▶ [Provided records]

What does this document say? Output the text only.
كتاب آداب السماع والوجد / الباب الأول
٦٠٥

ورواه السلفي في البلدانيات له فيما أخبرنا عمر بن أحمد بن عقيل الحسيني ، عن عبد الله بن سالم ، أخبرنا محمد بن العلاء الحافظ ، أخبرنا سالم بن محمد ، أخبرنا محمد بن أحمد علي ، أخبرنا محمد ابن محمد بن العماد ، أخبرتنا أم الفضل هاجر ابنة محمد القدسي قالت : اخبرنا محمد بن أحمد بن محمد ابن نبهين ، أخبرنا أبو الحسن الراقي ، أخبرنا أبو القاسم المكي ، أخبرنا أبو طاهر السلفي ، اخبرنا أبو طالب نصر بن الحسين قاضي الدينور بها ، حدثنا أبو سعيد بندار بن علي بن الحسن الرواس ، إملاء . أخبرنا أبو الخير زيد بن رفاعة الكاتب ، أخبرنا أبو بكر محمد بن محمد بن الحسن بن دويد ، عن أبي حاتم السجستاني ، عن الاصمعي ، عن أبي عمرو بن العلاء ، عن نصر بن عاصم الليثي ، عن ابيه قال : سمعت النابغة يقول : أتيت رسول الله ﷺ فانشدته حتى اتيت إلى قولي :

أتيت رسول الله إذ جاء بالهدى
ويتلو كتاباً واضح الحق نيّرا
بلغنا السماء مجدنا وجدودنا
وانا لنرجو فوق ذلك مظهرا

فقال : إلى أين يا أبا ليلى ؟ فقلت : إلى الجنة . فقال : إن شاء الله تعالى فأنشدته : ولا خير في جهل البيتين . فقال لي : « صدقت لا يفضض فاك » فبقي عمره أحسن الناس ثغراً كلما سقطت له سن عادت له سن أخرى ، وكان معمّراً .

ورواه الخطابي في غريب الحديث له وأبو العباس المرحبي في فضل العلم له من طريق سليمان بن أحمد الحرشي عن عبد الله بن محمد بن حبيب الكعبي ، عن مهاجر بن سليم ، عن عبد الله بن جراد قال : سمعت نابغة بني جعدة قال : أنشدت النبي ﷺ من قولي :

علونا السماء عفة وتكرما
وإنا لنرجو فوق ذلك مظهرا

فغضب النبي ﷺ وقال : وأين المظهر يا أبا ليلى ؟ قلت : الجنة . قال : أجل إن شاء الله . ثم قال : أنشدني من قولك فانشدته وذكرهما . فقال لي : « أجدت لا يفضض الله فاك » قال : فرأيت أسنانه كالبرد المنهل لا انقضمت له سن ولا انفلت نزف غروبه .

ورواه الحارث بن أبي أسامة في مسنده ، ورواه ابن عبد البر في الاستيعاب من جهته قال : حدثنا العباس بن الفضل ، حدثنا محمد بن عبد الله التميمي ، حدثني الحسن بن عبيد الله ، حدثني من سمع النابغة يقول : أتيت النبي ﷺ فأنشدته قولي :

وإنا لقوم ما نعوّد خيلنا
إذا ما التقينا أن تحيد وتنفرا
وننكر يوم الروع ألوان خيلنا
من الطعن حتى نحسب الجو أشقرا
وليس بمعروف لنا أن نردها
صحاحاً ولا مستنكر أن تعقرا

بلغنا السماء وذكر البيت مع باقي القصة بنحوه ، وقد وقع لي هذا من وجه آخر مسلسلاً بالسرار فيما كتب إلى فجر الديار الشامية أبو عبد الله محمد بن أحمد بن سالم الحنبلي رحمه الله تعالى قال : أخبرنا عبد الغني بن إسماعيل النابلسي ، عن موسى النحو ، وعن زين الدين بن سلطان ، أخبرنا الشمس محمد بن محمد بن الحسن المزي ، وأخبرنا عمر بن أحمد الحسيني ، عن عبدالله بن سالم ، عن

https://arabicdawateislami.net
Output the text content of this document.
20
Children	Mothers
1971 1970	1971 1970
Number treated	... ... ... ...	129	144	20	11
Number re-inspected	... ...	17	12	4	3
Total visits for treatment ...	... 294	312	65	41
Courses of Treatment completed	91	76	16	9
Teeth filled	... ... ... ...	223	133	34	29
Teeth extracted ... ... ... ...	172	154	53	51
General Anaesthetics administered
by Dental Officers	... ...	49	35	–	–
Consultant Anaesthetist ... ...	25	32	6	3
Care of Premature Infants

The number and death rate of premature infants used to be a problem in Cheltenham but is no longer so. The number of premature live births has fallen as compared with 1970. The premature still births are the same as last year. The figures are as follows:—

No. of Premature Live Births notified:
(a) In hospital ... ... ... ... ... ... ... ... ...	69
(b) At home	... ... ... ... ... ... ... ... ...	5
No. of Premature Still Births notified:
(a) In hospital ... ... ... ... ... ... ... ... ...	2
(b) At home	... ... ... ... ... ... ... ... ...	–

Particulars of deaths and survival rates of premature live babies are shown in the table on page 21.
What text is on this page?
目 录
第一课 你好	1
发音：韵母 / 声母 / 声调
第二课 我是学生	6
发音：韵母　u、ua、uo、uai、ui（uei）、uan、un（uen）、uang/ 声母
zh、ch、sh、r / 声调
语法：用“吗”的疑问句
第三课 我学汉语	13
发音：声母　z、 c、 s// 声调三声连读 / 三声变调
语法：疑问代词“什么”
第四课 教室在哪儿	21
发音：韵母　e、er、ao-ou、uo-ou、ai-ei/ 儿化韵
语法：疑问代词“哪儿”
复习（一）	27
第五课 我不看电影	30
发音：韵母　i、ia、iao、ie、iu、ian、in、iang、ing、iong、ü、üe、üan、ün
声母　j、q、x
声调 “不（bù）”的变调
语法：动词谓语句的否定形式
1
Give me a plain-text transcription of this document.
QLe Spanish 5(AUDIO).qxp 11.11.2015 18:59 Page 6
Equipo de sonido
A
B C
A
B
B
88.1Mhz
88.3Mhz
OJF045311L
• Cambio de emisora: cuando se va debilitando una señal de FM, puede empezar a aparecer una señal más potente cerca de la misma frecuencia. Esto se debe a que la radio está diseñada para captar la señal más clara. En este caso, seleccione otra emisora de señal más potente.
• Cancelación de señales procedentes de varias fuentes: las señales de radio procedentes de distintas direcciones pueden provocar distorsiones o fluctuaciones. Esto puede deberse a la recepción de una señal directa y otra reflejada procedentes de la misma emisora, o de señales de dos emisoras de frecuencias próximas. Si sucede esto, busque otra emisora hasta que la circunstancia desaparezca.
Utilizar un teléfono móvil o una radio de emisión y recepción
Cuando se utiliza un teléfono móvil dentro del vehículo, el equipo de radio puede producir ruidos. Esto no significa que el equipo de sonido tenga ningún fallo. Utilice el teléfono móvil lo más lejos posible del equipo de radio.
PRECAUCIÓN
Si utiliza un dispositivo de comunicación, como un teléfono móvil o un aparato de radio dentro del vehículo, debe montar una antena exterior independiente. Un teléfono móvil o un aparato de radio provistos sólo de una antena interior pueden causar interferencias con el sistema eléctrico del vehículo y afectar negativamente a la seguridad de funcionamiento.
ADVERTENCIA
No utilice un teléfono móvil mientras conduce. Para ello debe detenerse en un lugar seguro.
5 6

▶ [What to work on] Restate the whole listing exactly.

▶ [Output below]
What does this document say? Output the text only.
كتاب آداب السماع والوجد / الباب الأول
٦٠٥

ورواه السلفي في البلدانيات له فيما أخبرنا عمر بن أحمد بن عقيل الحسيني ، عن عبد الله بن سالم ، أخبرنا محمد بن العلاء الحافظ ، أخبرنا سالم بن محمد ، أخبرنا محمد بن أحمد علي ، أخبرنا محمد ابن محمد بن العماد ، أخبرتنا أم الفضل هاجر ابنة محمد القدسي قالت : اخبرنا محمد بن أحمد بن محمد ابن نبهين ، أخبرنا أبو الحسن الراقي ، أخبرنا أبو القاسم المكي ، أخبرنا أبو طاهر السلفي ، اخبرنا أبو طالب نصر بن الحسين قاضي الدينور بها ، حدثنا أبو سعيد بندار بن علي بن الحسن الرواس ، إملاء . أخبرنا أبو الخير زيد بن رفاعة الكاتب ، أخبرنا أبو بكر محمد بن محمد بن الحسن بن دويد ، عن أبي حاتم السجستاني ، عن الاصمعي ، عن أبي عمرو بن العلاء ، عن نصر بن عاصم الليثي ، عن ابيه قال : سمعت النابغة يقول : أتيت رسول الله ﷺ فانشدته حتى اتيت إلى قولي :

أتيت رسول الله إذ جاء بالهدى
ويتلو كتاباً واضح الحق نيّرا
بلغنا السماء مجدنا وجدودنا
وانا لنرجو فوق ذلك مظهرا

فقال : إلى أين يا أبا ليلى ؟ فقلت : إلى الجنة . فقال : إن شاء الله تعالى فأنشدته : ولا خير في جهل البيتين . فقال لي : « صدقت لا يفضض فاك » فبقي عمره أحسن الناس ثغراً كلما سقطت له سن عادت له سن أخرى ، وكان معمّراً .

ورواه الخطابي في غريب الحديث له وأبو العباس المرحبي في فضل العلم له من طريق سليمان بن أحمد الحرشي عن عبد الله بن محمد بن حبيب الكعبي ، عن مهاجر بن سليم ، عن عبد الله بن جراد قال : سمعت نابغة بني جعدة قال : أنشدت النبي ﷺ من قولي :

علونا السماء عفة وتكرما
وإنا لنرجو فوق ذلك مظهرا

فغضب النبي ﷺ وقال : وأين المظهر يا أبا ليلى ؟ قلت : الجنة . قال : أجل إن شاء الله . ثم قال : أنشدني من قولك فانشدته وذكرهما . فقال لي : « أجدت لا يفضض الله فاك » قال : فرأيت أسنانه كالبرد المنهل لا انقضمت له سن ولا انفلت نزف غروبه .

ورواه الحارث بن أبي أسامة في مسنده ، ورواه ابن عبد البر في الاستيعاب من جهته قال : حدثنا العباس بن الفضل ، حدثنا محمد بن عبد الله التميمي ، حدثني الحسن بن عبيد الله ، حدثني من سمع النابغة يقول : أتيت النبي ﷺ فأنشدته قولي :

وإنا لقوم ما نعوّد خيلنا
إذا ما التقينا أن تحيد وتنفرا
وننكر يوم الروع ألوان خيلنا
من الطعن حتى نحسب الجو أشقرا
وليس بمعروف لنا أن نردها
صحاحاً ولا مستنكر أن تعقرا

بلغنا السماء وذكر البيت مع باقي القصة بنحوه ، وقد وقع لي هذا من وجه آخر مسلسلاً بالسرار فيما كتب إلى فجر الديار الشامية أبو عبد الله محمد بن أحمد بن سالم الحنبلي رحمه الله تعالى قال : أخبرنا عبد الغني بن إسماعيل النابلسي ، عن موسى النحو ، وعن زين الدين بن سلطان ، أخبرنا الشمس محمد بن محمد بن الحسن المزي ، وأخبرنا عمر بن أحمد الحسيني ، عن عبدالله بن سالم ، عن

https://arabicdawateislami.net
Output the text content of this document.
20
Children	Mothers
1971 1970	1971 1970
Number treated	... ... ... ...	129	144	20	11
Number re-inspected	... ...	17	12	4	3
Total visits for treatment ...	... 294	312	65	41
Courses of Treatment completed	91	76	16	9
Teeth filled	... ... ... ...	223	133	34	29
Teeth extracted ... ... ... ...	172	154	53	51
General Anaesthetics administered
by Dental Officers	... ...	49	35	–	–
Consultant Anaesthetist ... ...	25	32	6	3
Care of Premature Infants

The number and death rate of premature infants used to be a problem in Cheltenham but is no longer so. The number of premature live births has fallen as compared with 1970. The premature still births are the same as last year. The figures are as follows:—

No. of Premature Live Births notified:
(a) In hospital ... ... ... ... ... ... ... ... ...	69
(b) At home	... ... ... ... ... ... ... ... ...	5
No. of Premature Still Births notified:
(a) In hospital ... ... ... ... ... ... ... ... ...	2
(b) At home	... ... ... ... ... ... ... ... ...	–

Particulars of deaths and survival rates of premature live babies are shown in the table on page 21.
What text is on this page?
目 录
第一课 你好	1
发音：韵母 / 声母 / 声调
第二课 我是学生	6
发音：韵母　u、ua、uo、uai、ui（uei）、uan、un（uen）、uang/ 声母
zh、ch、sh、r / 声调
语法：用“吗”的疑问句
第三课 我学汉语	13
发音：声母　z、 c、 s// 声调三声连读 / 三声变调
语法：疑问代词“什么”
第四课 教室在哪儿	21
发音：韵母　e、er、ao-ou、uo-ou、ai-ei/ 儿化韵
语法：疑问代词“哪儿”
复习（一）	27
第五课 我不看电影	30
发音：韵母　i、ia、iao、ie、iu、ian、in、iang、ing、iong、ü、üe、üan、ün
声母　j、q、x
声调 “不（bù）”的变调
语法：动词谓语句的否定形式
1
Give me a plain-text transcription of this document.
QLe Spanish 5(AUDIO).qxp 11.11.2015 18:59 Page 6
Equipo de sonido
A
B C
A
B
B
88.1Mhz
88.3Mhz
OJF045311L
• Cambio de emisora: cuando se va debilitando una señal de FM, puede empezar a aparecer una señal más potente cerca de la misma frecuencia. Esto se debe a que la radio está diseñada para captar la señal más clara. En este caso, seleccione otra emisora de señal más potente.
• Cancelación de señales procedentes de varias fuentes: las señales de radio procedentes de distintas direcciones pueden provocar distorsiones o fluctuaciones. Esto puede deberse a la recepción de una señal directa y otra reflejada procedentes de la misma emisora, o de señales de dos emisoras de frecuencias próximas. Si sucede esto, busque otra emisora hasta que la circunstancia desaparezca.
Utilizar un teléfono móvil o una radio de emisión y recepción
Cuando se utiliza un teléfono móvil dentro del vehículo, el equipo de radio puede producir ruidos. Esto no significa que el equipo de sonido tenga ningún fallo. Utilice el teléfono móvil lo más lejos posible del equipo de radio.
PRECAUCIÓN
Si utiliza un dispositivo de comunicación, como un teléfono móvil o un aparato de radio dentro del vehículo, debe montar una antena exterior independiente. Un teléfono móvil o un aparato de radio provistos sólo de una antena interior pueden causar interferencias con el sistema eléctrico del vehículo y afectar negativamente a la seguridad de funcionamiento.
ADVERTENCIA
No utilice un teléfono móvil mientras conduce. Para ello debe detenerse en un lugar seguro.
5 6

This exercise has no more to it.